### YOUR OBJECTIVE
For every line in the data below that contains "Week", copy the line.

[Figure collection entries]
[start]

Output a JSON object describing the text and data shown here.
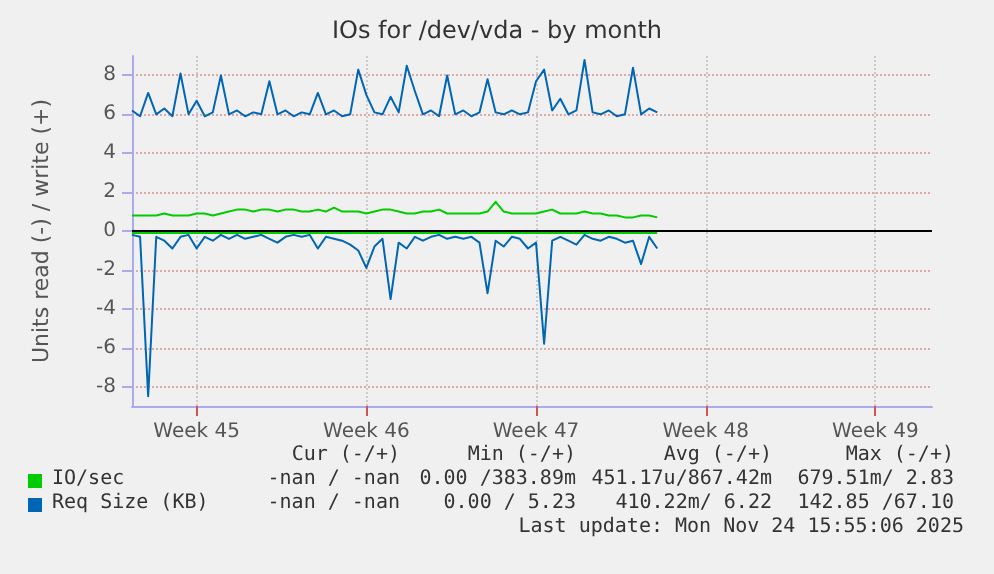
{
  "chart_data": {
    "type": "line",
    "title": "IOs for /dev/vda - by month",
    "ylabel": "Units read (-) / write (+)",
    "categories": [
      null,
      null,
      null,
      null,
      null,
      null,
      null,
      null,
      "Week 45",
      null,
      null,
      null,
      null,
      null,
      null,
      null,
      null,
      null,
      null,
      null,
      null,
      null,
      null,
      null,
      null,
      null,
      null,
      null,
      null,
      "Week 46",
      null,
      null,
      null,
      null,
      null,
      null,
      null,
      null,
      null,
      null,
      null,
      null,
      null,
      null,
      null,
      null,
      null,
      null,
      null,
      null,
      "Week 47",
      null,
      null,
      null,
      null,
      null,
      null,
      null,
      null,
      null,
      null,
      null,
      null,
      null,
      null,
      null,
      null,
      null,
      null,
      null,
      null,
      "Week 48",
      null,
      null,
      null,
      null,
      null,
      null,
      null,
      null,
      null,
      null,
      null,
      null,
      null,
      null,
      null,
      null,
      null,
      null,
      null,
      null,
      "Week 49",
      null,
      null,
      null,
      null,
      null,
      null,
      null
    ],
    "ylim": [
      -9,
      9
    ],
    "yticks": [
      -8,
      -6,
      -4,
      -2,
      0,
      2,
      4,
      6,
      8
    ],
    "grid": true,
    "legend": "bottom",
    "marker": "none",
    "ref_lines": [
      {
        "axis": "y",
        "value": 0,
        "color": "#000000"
      }
    ],
    "series": [
      {
        "color": "#00cc00",
        "values": [
          -0.1,
          -0.1,
          -0.1,
          -0.1,
          -0.1,
          -0.1,
          -0.1,
          -0.1,
          -0.1,
          -0.1,
          -0.1,
          -0.1,
          -0.1,
          -0.1,
          -0.1,
          -0.1,
          -0.1,
          -0.1,
          -0.1,
          -0.1,
          -0.1,
          -0.1,
          -0.1,
          -0.1,
          -0.1,
          -0.1,
          -0.1,
          -0.1,
          -0.1,
          -0.1,
          -0.1,
          -0.1,
          -0.1,
          -0.1,
          -0.1,
          -0.1,
          -0.1,
          -0.1,
          -0.1,
          -0.1,
          -0.1,
          -0.1,
          -0.1,
          -0.1,
          -0.1,
          -0.1,
          -0.1,
          -0.1,
          -0.1,
          -0.1,
          -0.1,
          -0.1,
          -0.1,
          -0.1,
          -0.1,
          -0.1,
          -0.1,
          -0.1,
          -0.1,
          -0.1,
          -0.1,
          -0.1,
          -0.1,
          -0.1,
          -0.1,
          -0.1,
          null,
          null,
          null,
          null,
          null,
          null,
          null,
          null,
          null,
          null,
          null,
          null,
          null,
          null,
          null,
          null,
          null,
          null,
          null,
          null,
          null,
          null,
          null,
          null,
          null,
          null,
          null,
          null,
          null,
          null,
          null,
          null,
          null,
          null
        ]
      },
      {
        "name": "IO/sec",
        "color": "#00cc00",
        "values": [
          0.8,
          0.8,
          0.8,
          0.8,
          0.9,
          0.8,
          0.8,
          0.8,
          0.9,
          0.9,
          0.8,
          0.9,
          1.0,
          1.1,
          1.1,
          1.0,
          1.1,
          1.1,
          1.0,
          1.1,
          1.1,
          1.0,
          1.0,
          1.1,
          1.0,
          1.2,
          1.0,
          1.0,
          1.0,
          0.9,
          1.0,
          1.1,
          1.1,
          1.0,
          0.9,
          0.9,
          1.0,
          1.0,
          1.1,
          0.9,
          0.9,
          0.9,
          0.9,
          0.9,
          1.0,
          1.5,
          1.0,
          0.9,
          0.9,
          0.9,
          0.9,
          1.0,
          1.1,
          0.9,
          0.9,
          0.9,
          1.0,
          0.9,
          0.9,
          0.8,
          0.8,
          0.7,
          0.7,
          0.8,
          0.8,
          0.7,
          null,
          null,
          null,
          null,
          null,
          null,
          null,
          null,
          null,
          null,
          null,
          null,
          null,
          null,
          null,
          null,
          null,
          null,
          null,
          null,
          null,
          null,
          null,
          null,
          null,
          null,
          null,
          null,
          null,
          null,
          null,
          null,
          null,
          null
        ]
      },
      {
        "color": "#0066b3",
        "values": [
          -0.2,
          -0.3,
          -8.5,
          -0.3,
          -0.5,
          -0.9,
          -0.3,
          -0.2,
          -0.9,
          -0.3,
          -0.5,
          -0.2,
          -0.4,
          -0.2,
          -0.4,
          -0.3,
          -0.2,
          -0.4,
          -0.6,
          -0.3,
          -0.2,
          -0.3,
          -0.2,
          -0.9,
          -0.3,
          -0.4,
          -0.5,
          -0.7,
          -1.0,
          -1.9,
          -0.8,
          -0.4,
          -3.5,
          -0.6,
          -0.9,
          -0.3,
          -0.5,
          -0.3,
          -0.2,
          -0.4,
          -0.3,
          -0.4,
          -0.3,
          -0.6,
          -3.2,
          -0.5,
          -0.8,
          -0.3,
          -0.4,
          -0.9,
          -0.6,
          -5.8,
          -0.5,
          -0.3,
          -0.5,
          -0.7,
          -0.2,
          -0.4,
          -0.5,
          -0.3,
          -0.4,
          -0.6,
          -0.5,
          -1.7,
          -0.3,
          -0.9,
          null,
          null,
          null,
          null,
          null,
          null,
          null,
          null,
          null,
          null,
          null,
          null,
          null,
          null,
          null,
          null,
          null,
          null,
          null,
          null,
          null,
          null,
          null,
          null,
          null,
          null,
          null,
          null,
          null,
          null,
          null,
          null,
          null,
          null
        ]
      },
      {
        "name": "Req Size (KB)",
        "color": "#0066b3",
        "values": [
          6.2,
          5.9,
          7.1,
          6.0,
          6.3,
          5.9,
          8.1,
          6.0,
          6.7,
          5.9,
          6.1,
          8.0,
          6.0,
          6.2,
          5.9,
          6.1,
          6.0,
          7.7,
          6.0,
          6.2,
          5.9,
          6.1,
          6.0,
          7.1,
          6.0,
          6.2,
          5.9,
          6.0,
          8.3,
          7.0,
          6.1,
          6.0,
          6.9,
          6.1,
          8.5,
          7.2,
          6.0,
          6.2,
          5.9,
          8.0,
          6.0,
          6.2,
          5.9,
          6.1,
          7.8,
          6.1,
          6.0,
          6.2,
          6.0,
          6.1,
          7.7,
          8.3,
          6.2,
          6.8,
          6.0,
          6.2,
          8.8,
          6.1,
          6.0,
          6.2,
          5.9,
          6.0,
          8.4,
          6.0,
          6.3,
          6.1,
          null,
          null,
          null,
          null,
          null,
          null,
          null,
          null,
          null,
          null,
          null,
          null,
          null,
          null,
          null,
          null,
          null,
          null,
          null,
          null,
          null,
          null,
          null,
          null,
          null,
          null,
          null,
          null,
          null,
          null,
          null,
          null,
          null,
          null
        ]
      }
    ],
    "annotations": [
      "Cur (-/+)",
      "Min (-/+)",
      "Avg (-/+)",
      "Max (-/+)",
      "-nan / -nan",
      "0.00 /383.89m",
      "451.17u/867.42m",
      "679.51m/ 2.83",
      "-nan / -nan",
      "0.00 / 5.23",
      "410.22m/ 6.22",
      "142.85 /67.10",
      "Last update: Mon Nov 24 15:55:06 2025"
    ]
  }
}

[end]

### RIGHT ANSWER
      "Week 45",
      "Week 46",
      "Week 47",
      "Week 48",
      "Week 49",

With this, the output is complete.